---------- Input for this task
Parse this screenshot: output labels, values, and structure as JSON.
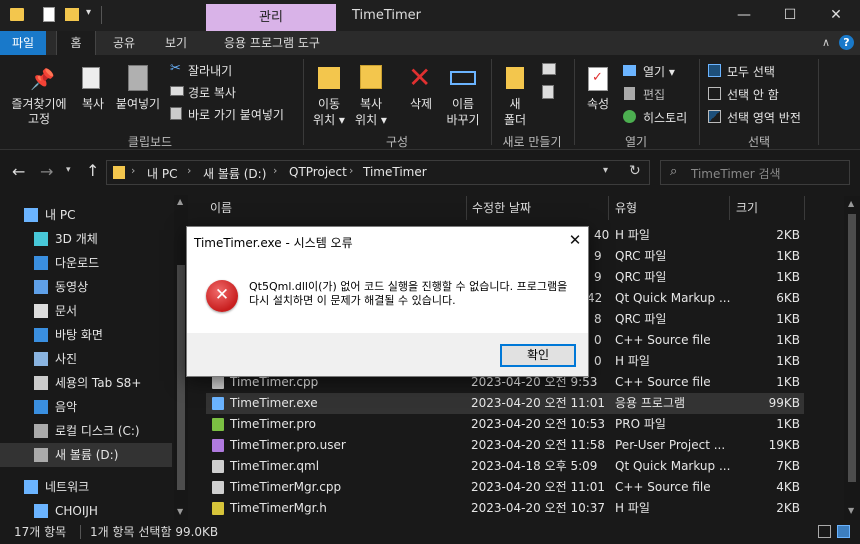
{
  "window": {
    "context_tab": "관리",
    "title": "TimeTimer",
    "min_icon": "minimize-icon",
    "max_icon": "maximize-icon",
    "close_icon": "close-icon"
  },
  "ribbon_tabs": {
    "file": "파일",
    "home": "홈",
    "share": "공유",
    "view": "보기",
    "app_tools": "응용 프로그램 도구"
  },
  "clipboard": {
    "pin": "즐겨찾기에 고정",
    "copy": "복사",
    "paste": "붙여넣기",
    "cut": "잘라내기",
    "copy_path": "경로 복사",
    "paste_shortcut": "바로 가기 붙여넣기",
    "group": "클립보드"
  },
  "organize": {
    "move": "이동",
    "move2": "위치 ▾",
    "copyto": "복사",
    "copyto2": "위치 ▾",
    "delete": "삭제",
    "rename": "이름",
    "rename2": "바꾸기",
    "group": "구성"
  },
  "new": {
    "folder": "새",
    "folder2": "폴더",
    "group": "새로 만들기"
  },
  "open": {
    "properties": "속성",
    "open": "열기 ▾",
    "edit": "편집",
    "history": "히스토리",
    "group": "열기"
  },
  "select": {
    "all": "모두 선택",
    "none": "선택 안 함",
    "invert": "선택 영역 반전",
    "group": "선택"
  },
  "address": {
    "crumbs": [
      "내 PC",
      "새 볼륨 (D:)",
      "QTProject",
      "TimeTimer"
    ],
    "search_placeholder": "TimeTimer 검색"
  },
  "nav": [
    {
      "label": "내 PC",
      "icon": "pc-icon"
    },
    {
      "label": "3D 개체",
      "icon": "3d-objects-icon"
    },
    {
      "label": "다운로드",
      "icon": "download-icon"
    },
    {
      "label": "동영상",
      "icon": "video-icon"
    },
    {
      "label": "문서",
      "icon": "document-icon"
    },
    {
      "label": "바탕 화면",
      "icon": "desktop-icon"
    },
    {
      "label": "사진",
      "icon": "picture-icon"
    },
    {
      "label": "세용의 Tab S8+",
      "icon": "tablet-icon"
    },
    {
      "label": "음악",
      "icon": "music-icon"
    },
    {
      "label": "로컬 디스크 (C:)",
      "icon": "drive-icon"
    },
    {
      "label": "새 볼륨 (D:)",
      "icon": "drive-icon"
    },
    {
      "label": "네트워크",
      "icon": "network-icon"
    },
    {
      "label": "CHOIJH",
      "icon": "computer-icon"
    }
  ],
  "columns": {
    "name": "이름",
    "modified": "수정한 날짜",
    "type": "유형",
    "size": "크기"
  },
  "files": [
    {
      "name": "",
      "date": "",
      "type": "H 파일",
      "size": "2KB",
      "icon": "h-file-icon",
      "kind": "h"
    },
    {
      "name": "",
      "date": "",
      "type": "QRC 파일",
      "size": "1KB",
      "icon": "qrc-file-icon",
      "kind": "qrc"
    },
    {
      "name": "",
      "date": "",
      "type": "QRC 파일",
      "size": "1KB",
      "icon": "qrc-file-icon",
      "kind": "qrc"
    },
    {
      "name": "",
      "date": "",
      "type": "Qt Quick Markup ...",
      "size": "6KB",
      "icon": "qml-file-icon",
      "kind": "qml"
    },
    {
      "name": "",
      "date": "",
      "type": "QRC 파일",
      "size": "1KB",
      "icon": "qrc-file-icon",
      "kind": "qrc"
    },
    {
      "name": "",
      "date": "",
      "type": "C++ Source file",
      "size": "1KB",
      "icon": "cpp-file-icon",
      "kind": "cpp"
    },
    {
      "name": "",
      "date": "",
      "type": "H 파일",
      "size": "1KB",
      "icon": "h-file-icon",
      "kind": "h"
    },
    {
      "name": "TimeTimer.cpp",
      "date": "2023-04-20 오전 9:53",
      "type": "C++ Source file",
      "size": "1KB",
      "icon": "cpp-file-icon",
      "kind": "cpp"
    },
    {
      "name": "TimeTimer.exe",
      "date": "2023-04-20 오전 11:01",
      "type": "응용 프로그램",
      "size": "99KB",
      "icon": "exe-file-icon",
      "kind": "exe",
      "selected": true
    },
    {
      "name": "TimeTimer.pro",
      "date": "2023-04-20 오전 10:53",
      "type": "PRO 파일",
      "size": "1KB",
      "icon": "pro-file-icon",
      "kind": "pro"
    },
    {
      "name": "TimeTimer.pro.user",
      "date": "2023-04-20 오전 11:58",
      "type": "Per-User Project ...",
      "size": "19KB",
      "icon": "user-file-icon",
      "kind": "user"
    },
    {
      "name": "TimeTimer.qml",
      "date": "2023-04-18 오후 5:09",
      "type": "Qt Quick Markup ...",
      "size": "7KB",
      "icon": "qml-file-icon",
      "kind": "qml"
    },
    {
      "name": "TimeTimerMgr.cpp",
      "date": "2023-04-20 오전 11:01",
      "type": "C++ Source file",
      "size": "4KB",
      "icon": "cpp-file-icon",
      "kind": "cpp"
    },
    {
      "name": "TimeTimerMgr.h",
      "date": "2023-04-20 오전 10:37",
      "type": "H 파일",
      "size": "2KB",
      "icon": "h-file-icon",
      "kind": "h"
    }
  ],
  "partial_dates": [
    "40",
    "9",
    "9",
    "42",
    "8",
    "0",
    "0"
  ],
  "status": {
    "count": "17개 항목",
    "selected": "1개 항목 선택함 99.0KB"
  },
  "dialog": {
    "title": "TimeTimer.exe - 시스템 오류",
    "message": "Qt5Qml.dll이(가) 없어 코드 실행을 진행할 수 없습니다. 프로그램을 다시 설치하면 이 문제가 해결될 수 있습니다.",
    "ok": "확인",
    "icon": "error-icon"
  },
  "colors": {
    "accent": "#1979ca",
    "context_tab": "#d9b3e8",
    "selected_row": "#333333",
    "error": "#c81e1e"
  }
}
--------------------
• [Goal]:
Exclude the images, then output the data above word for word.

• [Task answer]:
Parse this screenshot: output labels, values, and structure as JSON.
{
  "window": {
    "context_tab": "관리",
    "title": "TimeTimer",
    "min_icon": "minimize-icon",
    "max_icon": "maximize-icon",
    "close_icon": "close-icon"
  },
  "ribbon_tabs": {
    "file": "파일",
    "home": "홈",
    "share": "공유",
    "view": "보기",
    "app_tools": "응용 프로그램 도구"
  },
  "clipboard": {
    "pin": "즐겨찾기에 고정",
    "copy": "복사",
    "paste": "붙여넣기",
    "cut": "잘라내기",
    "copy_path": "경로 복사",
    "paste_shortcut": "바로 가기 붙여넣기",
    "group": "클립보드"
  },
  "organize": {
    "move": "이동",
    "move2": "위치 ▾",
    "copyto": "복사",
    "copyto2": "위치 ▾",
    "delete": "삭제",
    "rename": "이름",
    "rename2": "바꾸기",
    "group": "구성"
  },
  "new": {
    "folder": "새",
    "folder2": "폴더",
    "group": "새로 만들기"
  },
  "open": {
    "properties": "속성",
    "open": "열기 ▾",
    "edit": "편집",
    "history": "히스토리",
    "group": "열기"
  },
  "select": {
    "all": "모두 선택",
    "none": "선택 안 함",
    "invert": "선택 영역 반전",
    "group": "선택"
  },
  "address": {
    "crumbs": [
      "내 PC",
      "새 볼륨 (D:)",
      "QTProject",
      "TimeTimer"
    ],
    "search_placeholder": "TimeTimer 검색"
  },
  "nav": [
    {
      "label": "내 PC",
      "icon": "pc-icon"
    },
    {
      "label": "3D 개체",
      "icon": "3d-objects-icon"
    },
    {
      "label": "다운로드",
      "icon": "download-icon"
    },
    {
      "label": "동영상",
      "icon": "video-icon"
    },
    {
      "label": "문서",
      "icon": "document-icon"
    },
    {
      "label": "바탕 화면",
      "icon": "desktop-icon"
    },
    {
      "label": "사진",
      "icon": "picture-icon"
    },
    {
      "label": "세용의 Tab S8+",
      "icon": "tablet-icon"
    },
    {
      "label": "음악",
      "icon": "music-icon"
    },
    {
      "label": "로컬 디스크 (C:)",
      "icon": "drive-icon"
    },
    {
      "label": "새 볼륨 (D:)",
      "icon": "drive-icon"
    },
    {
      "label": "네트워크",
      "icon": "network-icon"
    },
    {
      "label": "CHOIJH",
      "icon": "computer-icon"
    }
  ],
  "columns": {
    "name": "이름",
    "modified": "수정한 날짜",
    "type": "유형",
    "size": "크기"
  },
  "files": [
    {
      "name": "",
      "date": "",
      "type": "H 파일",
      "size": "2KB",
      "icon": "h-file-icon",
      "kind": "h"
    },
    {
      "name": "",
      "date": "",
      "type": "QRC 파일",
      "size": "1KB",
      "icon": "qrc-file-icon",
      "kind": "qrc"
    },
    {
      "name": "",
      "date": "",
      "type": "QRC 파일",
      "size": "1KB",
      "icon": "qrc-file-icon",
      "kind": "qrc"
    },
    {
      "name": "",
      "date": "",
      "type": "Qt Quick Markup ...",
      "size": "6KB",
      "icon": "qml-file-icon",
      "kind": "qml"
    },
    {
      "name": "",
      "date": "",
      "type": "QRC 파일",
      "size": "1KB",
      "icon": "qrc-file-icon",
      "kind": "qrc"
    },
    {
      "name": "",
      "date": "",
      "type": "C++ Source file",
      "size": "1KB",
      "icon": "cpp-file-icon",
      "kind": "cpp"
    },
    {
      "name": "",
      "date": "",
      "type": "H 파일",
      "size": "1KB",
      "icon": "h-file-icon",
      "kind": "h"
    },
    {
      "name": "TimeTimer.cpp",
      "date": "2023-04-20 오전 9:53",
      "type": "C++ Source file",
      "size": "1KB",
      "icon": "cpp-file-icon",
      "kind": "cpp"
    },
    {
      "name": "TimeTimer.exe",
      "date": "2023-04-20 오전 11:01",
      "type": "응용 프로그램",
      "size": "99KB",
      "icon": "exe-file-icon",
      "kind": "exe",
      "selected": true
    },
    {
      "name": "TimeTimer.pro",
      "date": "2023-04-20 오전 10:53",
      "type": "PRO 파일",
      "size": "1KB",
      "icon": "pro-file-icon",
      "kind": "pro"
    },
    {
      "name": "TimeTimer.pro.user",
      "date": "2023-04-20 오전 11:58",
      "type": "Per-User Project ...",
      "size": "19KB",
      "icon": "user-file-icon",
      "kind": "user"
    },
    {
      "name": "TimeTimer.qml",
      "date": "2023-04-18 오후 5:09",
      "type": "Qt Quick Markup ...",
      "size": "7KB",
      "icon": "qml-file-icon",
      "kind": "qml"
    },
    {
      "name": "TimeTimerMgr.cpp",
      "date": "2023-04-20 오전 11:01",
      "type": "C++ Source file",
      "size": "4KB",
      "icon": "cpp-file-icon",
      "kind": "cpp"
    },
    {
      "name": "TimeTimerMgr.h",
      "date": "2023-04-20 오전 10:37",
      "type": "H 파일",
      "size": "2KB",
      "icon": "h-file-icon",
      "kind": "h"
    }
  ],
  "partial_dates": [
    "40",
    "9",
    "9",
    "42",
    "8",
    "0",
    "0"
  ],
  "status": {
    "count": "17개 항목",
    "selected": "1개 항목 선택함 99.0KB"
  },
  "dialog": {
    "title": "TimeTimer.exe - 시스템 오류",
    "message": "Qt5Qml.dll이(가) 없어 코드 실행을 진행할 수 없습니다. 프로그램을 다시 설치하면 이 문제가 해결될 수 있습니다.",
    "ok": "확인",
    "icon": "error-icon"
  },
  "colors": {
    "accent": "#1979ca",
    "context_tab": "#d9b3e8",
    "selected_row": "#333333",
    "error": "#c81e1e"
  }
}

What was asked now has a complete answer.